-- BEGIN SUPPLIED MATERIAL --
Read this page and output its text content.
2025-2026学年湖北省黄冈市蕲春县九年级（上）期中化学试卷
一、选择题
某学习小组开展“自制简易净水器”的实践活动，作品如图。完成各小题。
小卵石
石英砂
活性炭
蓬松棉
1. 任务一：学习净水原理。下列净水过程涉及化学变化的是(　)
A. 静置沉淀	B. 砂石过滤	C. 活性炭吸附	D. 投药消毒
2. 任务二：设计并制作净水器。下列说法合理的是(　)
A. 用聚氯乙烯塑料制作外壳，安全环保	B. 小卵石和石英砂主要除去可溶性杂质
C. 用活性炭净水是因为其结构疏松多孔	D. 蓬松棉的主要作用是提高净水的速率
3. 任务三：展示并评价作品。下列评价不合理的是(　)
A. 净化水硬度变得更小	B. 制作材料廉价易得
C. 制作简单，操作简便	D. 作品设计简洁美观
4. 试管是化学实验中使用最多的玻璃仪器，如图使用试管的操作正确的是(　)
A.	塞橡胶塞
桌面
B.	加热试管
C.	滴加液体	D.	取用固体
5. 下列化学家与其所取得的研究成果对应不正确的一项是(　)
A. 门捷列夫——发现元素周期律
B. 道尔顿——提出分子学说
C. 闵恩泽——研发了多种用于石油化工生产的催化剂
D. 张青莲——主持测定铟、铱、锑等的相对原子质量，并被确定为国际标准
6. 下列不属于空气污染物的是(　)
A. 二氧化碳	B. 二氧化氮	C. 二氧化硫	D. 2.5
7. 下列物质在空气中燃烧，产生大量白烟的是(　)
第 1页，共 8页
-- END SUPPLIED MATERIAL --
* OBJECTIVE
The full set of records should be duplicated exactly.

* EXERCISE OUTPUT
Read this page and output its text content.
2025-2026学年湖北省黄冈市蕲春县九年级（上）期中化学试卷
一、选择题
某学习小组开展“自制简易净水器”的实践活动，作品如图。完成各小题。
小卵石
石英砂
活性炭
蓬松棉
1. 任务一：学习净水原理。下列净水过程涉及化学变化的是(　)
A. 静置沉淀	B. 砂石过滤	C. 活性炭吸附	D. 投药消毒
2. 任务二：设计并制作净水器。下列说法合理的是(　)
A. 用聚氯乙烯塑料制作外壳，安全环保	B. 小卵石和石英砂主要除去可溶性杂质
C. 用活性炭净水是因为其结构疏松多孔	D. 蓬松棉的主要作用是提高净水的速率
3. 任务三：展示并评价作品。下列评价不合理的是(　)
A. 净化水硬度变得更小	B. 制作材料廉价易得
C. 制作简单，操作简便	D. 作品设计简洁美观
4. 试管是化学实验中使用最多的玻璃仪器，如图使用试管的操作正确的是(　)
A.	塞橡胶塞
桌面
B.	加热试管
C.	滴加液体	D.	取用固体
5. 下列化学家与其所取得的研究成果对应不正确的一项是(　)
A. 门捷列夫——发现元素周期律
B. 道尔顿——提出分子学说
C. 闵恩泽——研发了多种用于石油化工生产的催化剂
D. 张青莲——主持测定铟、铱、锑等的相对原子质量，并被确定为国际标准
6. 下列不属于空气污染物的是(　)
A. 二氧化碳	B. 二氧化氮	C. 二氧化硫	D. 2.5
7. 下列物质在空气中燃烧，产生大量白烟的是(　)
第 1页，共 8页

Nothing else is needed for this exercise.